Source extract:
◆ ◆ ◆ ◆ ◆

But will they run up against a brick wall in the form of Paris (Elizabeth Banks) who won’t let them in without an MC, or will Rome arrive in the nick of time? What do you think?

I will admit that Magic Mike XXL isn’t quite the downer the first film was, but this one ends up being more a series of vignettes than a completely coherent story. In addition to the familiar faces already encountered, Mike meets a girl on the beach before the trip, Zoe (Amber Heard), who just happens to be at Nancy’s house and finds herself falling for Mike, even though she told him she wasn’t into guys at the moment, and Michael Strahan pops up out of nowhere as a stripper at Rome’s establishment, as does Stephen ‘tWitch’ Boss (as dancer Malik). Then there’s the infamous gas station scene where Richie grinds against a refrigerator case, and a stop at a drag club. None of these things have any real importance to the plot other than to give the guys a little more time to dance (but not really strip).

And that is where the film is really lacking. There were more scenes of dancing in the first movie, while this one really wants to save it all up for the grand finale at the convention. Except, that is a huge letdown as well, especially since we see the guys rehearsing new material together and they never dance as a group at the convention except to strut out on stage before their individual numbers. Each of the guys get a short number while Mike gets a pretty elaborate and amazing dance mirroring the moves of Malik with two women from the audience — one of whom happens to be Zoe, who appears to flip back to liking men after having Mike’s crotch thrusting all over her body. The show should have ended with a group number (we see other groups backstage rehearsing their own group numbers), but the movie just ends without any real resolution or satisfaction. Once word got out, it’s easy to see why the film failed to match its predecessor’s success.

◆ ◆ ◆ ◆ ◆

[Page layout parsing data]
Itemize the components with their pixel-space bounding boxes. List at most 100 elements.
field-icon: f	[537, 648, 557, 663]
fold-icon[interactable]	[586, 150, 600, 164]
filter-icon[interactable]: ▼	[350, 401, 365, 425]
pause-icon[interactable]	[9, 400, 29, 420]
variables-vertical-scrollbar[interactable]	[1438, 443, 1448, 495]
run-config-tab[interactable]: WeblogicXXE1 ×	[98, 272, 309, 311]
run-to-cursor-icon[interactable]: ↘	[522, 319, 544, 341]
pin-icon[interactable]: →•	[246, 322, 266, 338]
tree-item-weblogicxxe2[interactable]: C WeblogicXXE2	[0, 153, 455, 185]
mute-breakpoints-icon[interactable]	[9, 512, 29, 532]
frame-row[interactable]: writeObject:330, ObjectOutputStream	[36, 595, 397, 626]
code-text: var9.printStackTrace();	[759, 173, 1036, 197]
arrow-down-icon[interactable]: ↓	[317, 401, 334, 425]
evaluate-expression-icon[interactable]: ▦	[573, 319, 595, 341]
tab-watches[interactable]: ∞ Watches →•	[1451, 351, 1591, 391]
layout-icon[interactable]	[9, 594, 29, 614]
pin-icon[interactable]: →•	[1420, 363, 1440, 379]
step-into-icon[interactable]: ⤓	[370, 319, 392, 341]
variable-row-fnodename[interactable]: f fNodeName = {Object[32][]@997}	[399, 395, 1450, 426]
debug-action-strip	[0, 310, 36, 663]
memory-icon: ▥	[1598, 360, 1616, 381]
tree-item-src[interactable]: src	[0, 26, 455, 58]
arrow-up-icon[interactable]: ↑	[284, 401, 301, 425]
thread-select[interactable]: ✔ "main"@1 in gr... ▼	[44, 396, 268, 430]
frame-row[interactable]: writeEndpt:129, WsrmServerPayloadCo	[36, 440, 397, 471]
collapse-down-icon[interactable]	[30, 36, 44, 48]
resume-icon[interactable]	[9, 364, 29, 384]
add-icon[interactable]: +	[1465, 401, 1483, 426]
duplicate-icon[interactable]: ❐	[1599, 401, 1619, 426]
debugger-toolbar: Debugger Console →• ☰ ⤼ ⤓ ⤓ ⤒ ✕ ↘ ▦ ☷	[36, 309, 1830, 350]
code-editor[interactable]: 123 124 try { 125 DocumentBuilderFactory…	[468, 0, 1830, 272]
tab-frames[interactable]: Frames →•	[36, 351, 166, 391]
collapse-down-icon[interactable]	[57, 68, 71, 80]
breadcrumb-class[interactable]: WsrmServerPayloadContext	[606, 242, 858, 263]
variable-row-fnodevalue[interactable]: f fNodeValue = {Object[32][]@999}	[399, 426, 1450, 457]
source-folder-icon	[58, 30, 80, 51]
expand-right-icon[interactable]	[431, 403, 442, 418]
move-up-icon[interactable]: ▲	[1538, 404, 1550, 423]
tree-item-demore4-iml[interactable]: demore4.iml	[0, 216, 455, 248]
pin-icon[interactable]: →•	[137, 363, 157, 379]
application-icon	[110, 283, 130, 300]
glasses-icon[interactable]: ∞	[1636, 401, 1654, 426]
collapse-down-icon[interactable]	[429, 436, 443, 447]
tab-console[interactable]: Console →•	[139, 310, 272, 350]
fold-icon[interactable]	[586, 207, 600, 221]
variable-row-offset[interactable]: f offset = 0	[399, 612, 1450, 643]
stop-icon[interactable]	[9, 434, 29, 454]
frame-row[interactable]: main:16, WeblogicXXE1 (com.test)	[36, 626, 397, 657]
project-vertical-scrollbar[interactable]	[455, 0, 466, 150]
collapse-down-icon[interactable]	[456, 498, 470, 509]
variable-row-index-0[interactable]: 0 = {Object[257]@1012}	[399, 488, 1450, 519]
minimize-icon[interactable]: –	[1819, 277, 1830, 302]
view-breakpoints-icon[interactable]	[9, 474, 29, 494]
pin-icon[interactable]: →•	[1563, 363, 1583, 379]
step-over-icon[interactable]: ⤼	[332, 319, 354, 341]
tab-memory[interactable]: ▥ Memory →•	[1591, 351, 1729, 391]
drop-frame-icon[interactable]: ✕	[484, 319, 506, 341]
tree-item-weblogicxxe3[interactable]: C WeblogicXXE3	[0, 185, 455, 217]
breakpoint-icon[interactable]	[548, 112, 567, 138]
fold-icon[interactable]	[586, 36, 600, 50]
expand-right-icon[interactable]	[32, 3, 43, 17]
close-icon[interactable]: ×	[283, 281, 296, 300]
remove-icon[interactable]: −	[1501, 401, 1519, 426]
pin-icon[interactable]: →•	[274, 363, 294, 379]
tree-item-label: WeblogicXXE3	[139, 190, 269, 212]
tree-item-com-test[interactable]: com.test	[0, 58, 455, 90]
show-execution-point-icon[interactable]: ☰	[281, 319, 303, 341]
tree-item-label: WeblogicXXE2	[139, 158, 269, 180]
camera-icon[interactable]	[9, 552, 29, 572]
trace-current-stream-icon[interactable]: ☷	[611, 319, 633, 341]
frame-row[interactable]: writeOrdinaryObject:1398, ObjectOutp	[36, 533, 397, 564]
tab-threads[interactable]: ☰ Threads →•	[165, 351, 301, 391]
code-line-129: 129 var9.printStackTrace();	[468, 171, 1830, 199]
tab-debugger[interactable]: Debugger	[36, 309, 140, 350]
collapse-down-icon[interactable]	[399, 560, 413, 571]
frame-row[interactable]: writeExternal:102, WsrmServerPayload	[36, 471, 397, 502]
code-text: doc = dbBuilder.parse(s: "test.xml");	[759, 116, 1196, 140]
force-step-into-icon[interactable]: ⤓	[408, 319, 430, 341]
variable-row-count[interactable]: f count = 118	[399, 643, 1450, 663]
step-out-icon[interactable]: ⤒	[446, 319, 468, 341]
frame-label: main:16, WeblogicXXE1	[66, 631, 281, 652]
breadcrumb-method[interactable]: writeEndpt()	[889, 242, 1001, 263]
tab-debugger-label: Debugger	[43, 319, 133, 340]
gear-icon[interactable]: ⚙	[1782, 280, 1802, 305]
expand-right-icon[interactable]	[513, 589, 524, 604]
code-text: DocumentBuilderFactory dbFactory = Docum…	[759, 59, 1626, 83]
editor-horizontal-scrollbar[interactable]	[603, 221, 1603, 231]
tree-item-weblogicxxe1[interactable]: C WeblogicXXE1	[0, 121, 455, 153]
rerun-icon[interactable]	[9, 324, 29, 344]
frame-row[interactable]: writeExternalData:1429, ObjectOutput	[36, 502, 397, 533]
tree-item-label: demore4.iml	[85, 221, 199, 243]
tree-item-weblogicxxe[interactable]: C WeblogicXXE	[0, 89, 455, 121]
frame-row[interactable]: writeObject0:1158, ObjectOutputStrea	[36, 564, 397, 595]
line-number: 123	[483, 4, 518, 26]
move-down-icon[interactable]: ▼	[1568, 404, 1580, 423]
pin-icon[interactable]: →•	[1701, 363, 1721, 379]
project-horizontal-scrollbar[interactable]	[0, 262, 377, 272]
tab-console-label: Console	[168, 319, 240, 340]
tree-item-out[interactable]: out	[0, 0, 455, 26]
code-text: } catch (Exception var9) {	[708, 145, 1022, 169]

◆ ◆ ◆ ◆ ◆

What the task asks: Mark each statement yes or no according to whether the Magic Mike XXL review supports it, and quote the review's deciding words. 1. Mike meets Zoe on the beach before the trip. 2. At the convention, the men perform a group number together. 3. The first film contained more dancing scenes than this one.

Solution for this task:
1. Yes: "Mike meets a girl on the beach before the trip, Zoe (Amber Heard)"
2. No: "they never dance as a group at the convention except to strut out on stage before their individual numbers"
3. Yes: "There were more scenes of dancing in the first movie"